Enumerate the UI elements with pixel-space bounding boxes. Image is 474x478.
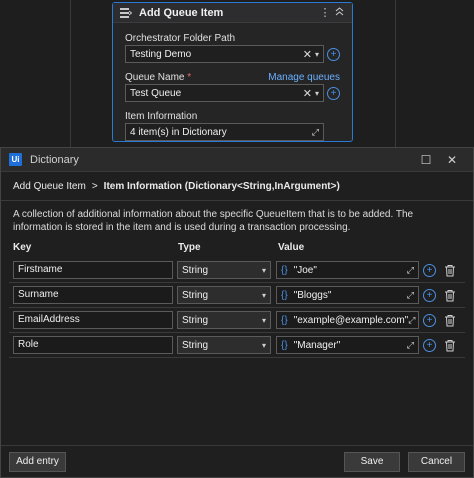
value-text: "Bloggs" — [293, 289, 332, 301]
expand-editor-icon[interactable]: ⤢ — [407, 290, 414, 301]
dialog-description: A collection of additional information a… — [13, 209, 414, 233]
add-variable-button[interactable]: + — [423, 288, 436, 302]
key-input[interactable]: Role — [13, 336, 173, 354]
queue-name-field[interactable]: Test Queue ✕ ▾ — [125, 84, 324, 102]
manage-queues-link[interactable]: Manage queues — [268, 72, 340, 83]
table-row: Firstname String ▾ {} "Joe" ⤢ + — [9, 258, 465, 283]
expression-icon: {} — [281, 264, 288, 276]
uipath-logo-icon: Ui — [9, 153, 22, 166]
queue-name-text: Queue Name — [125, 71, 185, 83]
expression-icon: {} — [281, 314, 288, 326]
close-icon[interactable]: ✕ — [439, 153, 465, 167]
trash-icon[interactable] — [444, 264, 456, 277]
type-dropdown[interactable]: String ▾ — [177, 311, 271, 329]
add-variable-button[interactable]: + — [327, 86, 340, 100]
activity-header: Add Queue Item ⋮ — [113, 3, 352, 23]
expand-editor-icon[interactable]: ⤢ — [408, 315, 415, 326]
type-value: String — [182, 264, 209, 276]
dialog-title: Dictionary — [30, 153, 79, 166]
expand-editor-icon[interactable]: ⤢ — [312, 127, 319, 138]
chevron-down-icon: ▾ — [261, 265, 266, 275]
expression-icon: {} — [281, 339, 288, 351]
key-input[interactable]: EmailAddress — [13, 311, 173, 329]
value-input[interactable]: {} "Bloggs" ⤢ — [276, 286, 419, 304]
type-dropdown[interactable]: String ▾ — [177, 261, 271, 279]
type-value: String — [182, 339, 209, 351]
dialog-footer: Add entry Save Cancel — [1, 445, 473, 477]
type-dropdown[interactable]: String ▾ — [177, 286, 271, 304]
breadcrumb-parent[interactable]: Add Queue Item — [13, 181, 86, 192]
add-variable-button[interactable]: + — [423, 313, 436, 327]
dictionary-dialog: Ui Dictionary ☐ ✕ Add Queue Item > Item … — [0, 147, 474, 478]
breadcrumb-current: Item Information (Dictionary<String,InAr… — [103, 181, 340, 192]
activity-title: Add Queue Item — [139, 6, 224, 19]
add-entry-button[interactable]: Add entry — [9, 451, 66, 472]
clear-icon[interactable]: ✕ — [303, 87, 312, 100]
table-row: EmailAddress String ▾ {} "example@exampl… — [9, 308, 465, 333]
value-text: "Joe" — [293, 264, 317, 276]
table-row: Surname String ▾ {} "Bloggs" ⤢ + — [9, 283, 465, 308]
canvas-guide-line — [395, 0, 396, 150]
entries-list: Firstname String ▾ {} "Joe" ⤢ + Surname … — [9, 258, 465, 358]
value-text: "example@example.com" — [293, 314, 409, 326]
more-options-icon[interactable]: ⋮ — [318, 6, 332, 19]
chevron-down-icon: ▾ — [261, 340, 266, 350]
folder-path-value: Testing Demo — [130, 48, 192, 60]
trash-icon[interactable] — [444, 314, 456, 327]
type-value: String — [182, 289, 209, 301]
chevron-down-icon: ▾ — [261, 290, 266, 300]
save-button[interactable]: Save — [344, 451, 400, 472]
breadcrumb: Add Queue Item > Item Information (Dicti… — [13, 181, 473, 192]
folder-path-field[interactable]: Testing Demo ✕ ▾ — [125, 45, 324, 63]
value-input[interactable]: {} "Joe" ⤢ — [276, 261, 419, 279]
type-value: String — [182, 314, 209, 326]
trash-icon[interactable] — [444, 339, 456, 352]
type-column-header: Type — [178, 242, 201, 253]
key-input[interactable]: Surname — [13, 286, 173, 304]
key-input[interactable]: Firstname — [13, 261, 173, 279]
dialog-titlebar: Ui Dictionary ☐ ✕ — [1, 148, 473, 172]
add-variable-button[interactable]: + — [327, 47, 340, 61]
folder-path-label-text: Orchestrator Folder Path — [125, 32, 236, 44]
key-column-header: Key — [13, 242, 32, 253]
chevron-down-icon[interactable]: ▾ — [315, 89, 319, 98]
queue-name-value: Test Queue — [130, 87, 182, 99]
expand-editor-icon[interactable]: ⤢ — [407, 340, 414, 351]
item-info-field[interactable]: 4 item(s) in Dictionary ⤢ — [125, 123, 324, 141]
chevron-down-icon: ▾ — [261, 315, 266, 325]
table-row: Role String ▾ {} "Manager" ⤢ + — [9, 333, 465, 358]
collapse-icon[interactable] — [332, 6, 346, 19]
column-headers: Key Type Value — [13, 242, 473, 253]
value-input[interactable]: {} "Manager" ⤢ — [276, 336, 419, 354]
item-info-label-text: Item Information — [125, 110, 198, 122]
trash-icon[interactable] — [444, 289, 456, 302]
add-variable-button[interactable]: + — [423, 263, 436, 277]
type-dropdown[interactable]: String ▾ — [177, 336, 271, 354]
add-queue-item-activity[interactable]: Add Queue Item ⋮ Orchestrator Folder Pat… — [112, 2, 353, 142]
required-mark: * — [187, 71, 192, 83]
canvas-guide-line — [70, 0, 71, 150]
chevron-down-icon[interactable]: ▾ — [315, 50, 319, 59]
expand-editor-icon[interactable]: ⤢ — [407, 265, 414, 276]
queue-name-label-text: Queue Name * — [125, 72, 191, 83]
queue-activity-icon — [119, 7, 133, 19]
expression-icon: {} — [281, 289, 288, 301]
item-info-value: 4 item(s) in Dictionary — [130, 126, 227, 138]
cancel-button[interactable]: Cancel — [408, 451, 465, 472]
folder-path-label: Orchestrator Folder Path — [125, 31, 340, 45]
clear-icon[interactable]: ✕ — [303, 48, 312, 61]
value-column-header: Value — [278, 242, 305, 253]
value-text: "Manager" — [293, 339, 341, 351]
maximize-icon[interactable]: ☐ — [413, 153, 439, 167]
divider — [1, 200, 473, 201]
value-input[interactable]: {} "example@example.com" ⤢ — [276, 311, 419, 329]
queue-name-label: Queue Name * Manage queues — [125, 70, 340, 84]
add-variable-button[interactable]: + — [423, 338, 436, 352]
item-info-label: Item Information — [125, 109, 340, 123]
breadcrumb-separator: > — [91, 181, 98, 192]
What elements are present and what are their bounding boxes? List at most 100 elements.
========================================================================
## WHAT YOU NEED TO DO
Copy out the material above line for line, without the picture.

## RESULT OF THIS EXERCISE
Enumerate the UI elements with pixel-space bounding boxes. Image is 474x478.
value-text: "Bloggs" — [293, 289, 332, 301]
expand-editor-icon[interactable]: ⤢ — [407, 290, 414, 301]
dialog-description: A collection of additional information a… — [13, 209, 414, 233]
add-variable-button[interactable]: + — [423, 288, 436, 302]
key-input[interactable]: Role — [13, 336, 173, 354]
queue-name-field[interactable]: Test Queue ✕ ▾ — [125, 84, 324, 102]
manage-queues-link[interactable]: Manage queues — [268, 72, 340, 83]
table-row: Firstname String ▾ {} "Joe" ⤢ + — [9, 258, 465, 283]
expression-icon: {} — [281, 264, 288, 276]
uipath-logo-icon: Ui — [9, 153, 22, 166]
queue-name-text: Queue Name — [125, 71, 185, 83]
expression-icon: {} — [281, 314, 288, 326]
close-icon[interactable]: ✕ — [439, 153, 465, 167]
trash-icon[interactable] — [444, 264, 456, 277]
type-dropdown[interactable]: String ▾ — [177, 311, 271, 329]
add-variable-button[interactable]: + — [327, 86, 340, 100]
activity-header: Add Queue Item ⋮ — [113, 3, 352, 23]
expand-editor-icon[interactable]: ⤢ — [408, 315, 415, 326]
type-value: String — [182, 264, 209, 276]
dialog-title: Dictionary — [30, 153, 79, 166]
expand-editor-icon[interactable]: ⤢ — [312, 127, 319, 138]
chevron-down-icon: ▾ — [261, 265, 266, 275]
expression-icon: {} — [281, 339, 288, 351]
key-input[interactable]: EmailAddress — [13, 311, 173, 329]
value-input[interactable]: {} "Bloggs" ⤢ — [276, 286, 419, 304]
type-dropdown[interactable]: String ▾ — [177, 261, 271, 279]
type-value: String — [182, 339, 209, 351]
dialog-footer: Add entry Save Cancel — [1, 445, 473, 477]
type-dropdown[interactable]: String ▾ — [177, 286, 271, 304]
breadcrumb-parent[interactable]: Add Queue Item — [13, 181, 86, 192]
add-variable-button[interactable]: + — [423, 313, 436, 327]
dictionary-dialog: Ui Dictionary ☐ ✕ Add Queue Item > Item … — [0, 147, 474, 478]
breadcrumb-current: Item Information (Dictionary<String,InAr… — [103, 181, 340, 192]
activity-title: Add Queue Item — [139, 6, 224, 19]
add-entry-button[interactable]: Add entry — [9, 451, 66, 472]
clear-icon[interactable]: ✕ — [303, 87, 312, 100]
table-row: EmailAddress String ▾ {} "example@exampl… — [9, 308, 465, 333]
value-text: "Joe" — [293, 264, 317, 276]
table-row: Surname String ▾ {} "Bloggs" ⤢ + — [9, 283, 465, 308]
canvas-guide-line — [395, 0, 396, 150]
entries-list: Firstname String ▾ {} "Joe" ⤢ + Surname … — [9, 258, 465, 358]
value-text: "example@example.com" — [293, 314, 409, 326]
more-options-icon[interactable]: ⋮ — [318, 6, 332, 19]
chevron-down-icon: ▾ — [261, 340, 266, 350]
folder-path-value: Testing Demo — [130, 48, 192, 60]
trash-icon[interactable] — [444, 314, 456, 327]
type-value: String — [182, 289, 209, 301]
chevron-down-icon: ▾ — [261, 290, 266, 300]
save-button[interactable]: Save — [344, 451, 400, 472]
breadcrumb: Add Queue Item > Item Information (Dicti… — [13, 181, 473, 192]
folder-path-field[interactable]: Testing Demo ✕ ▾ — [125, 45, 324, 63]
value-input[interactable]: {} "Joe" ⤢ — [276, 261, 419, 279]
type-value: String — [182, 314, 209, 326]
trash-icon[interactable] — [444, 339, 456, 352]
type-column-header: Type — [178, 242, 201, 253]
key-input[interactable]: Surname — [13, 286, 173, 304]
key-input[interactable]: Firstname — [13, 261, 173, 279]
dialog-titlebar: Ui Dictionary ☐ ✕ — [1, 148, 473, 172]
add-variable-button[interactable]: + — [327, 47, 340, 61]
folder-path-label-text: Orchestrator Folder Path — [125, 32, 236, 44]
key-column-header: Key — [13, 242, 32, 253]
chevron-down-icon[interactable]: ▾ — [315, 89, 319, 98]
queue-name-value: Test Queue — [130, 87, 182, 99]
expand-editor-icon[interactable]: ⤢ — [407, 340, 414, 351]
item-info-field[interactable]: 4 item(s) in Dictionary ⤢ — [125, 123, 324, 141]
chevron-down-icon: ▾ — [261, 315, 266, 325]
table-row: Role String ▾ {} "Manager" ⤢ + — [9, 333, 465, 358]
collapse-icon[interactable] — [332, 6, 346, 19]
column-headers: Key Type Value — [13, 242, 473, 253]
value-input[interactable]: {} "Manager" ⤢ — [276, 336, 419, 354]
item-info-label-text: Item Information — [125, 110, 198, 122]
trash-icon[interactable] — [444, 289, 456, 302]
add-variable-button[interactable]: + — [423, 263, 436, 277]
type-dropdown[interactable]: String ▾ — [177, 336, 271, 354]
add-queue-item-activity[interactable]: Add Queue Item ⋮ Orchestrator Folder Pat… — [112, 2, 353, 142]
required-mark: * — [187, 71, 192, 83]
canvas-guide-line — [70, 0, 71, 150]
chevron-down-icon[interactable]: ▾ — [315, 50, 319, 59]
expand-editor-icon[interactable]: ⤢ — [407, 265, 414, 276]
queue-name-label-text: Queue Name * — [125, 72, 191, 83]
queue-activity-icon — [119, 7, 133, 19]
expression-icon: {} — [281, 289, 288, 301]
item-info-value: 4 item(s) in Dictionary — [130, 126, 227, 138]
cancel-button[interactable]: Cancel — [408, 451, 465, 472]
folder-path-label: Orchestrator Folder Path — [125, 31, 340, 45]
clear-icon[interactable]: ✕ — [303, 48, 312, 61]
value-column-header: Value — [278, 242, 305, 253]
value-text: "Manager" — [293, 339, 341, 351]
maximize-icon[interactable]: ☐ — [413, 153, 439, 167]
divider — [1, 200, 473, 201]
value-input[interactable]: {} "example@example.com" ⤢ — [276, 311, 419, 329]
queue-name-label: Queue Name * Manage queues — [125, 70, 340, 84]
add-variable-button[interactable]: + — [423, 338, 436, 352]
item-info-label: Item Information — [125, 109, 340, 123]
breadcrumb-separator: > — [91, 181, 98, 192]
What elements are present and what are their bounding boxes? List at most 100 elements.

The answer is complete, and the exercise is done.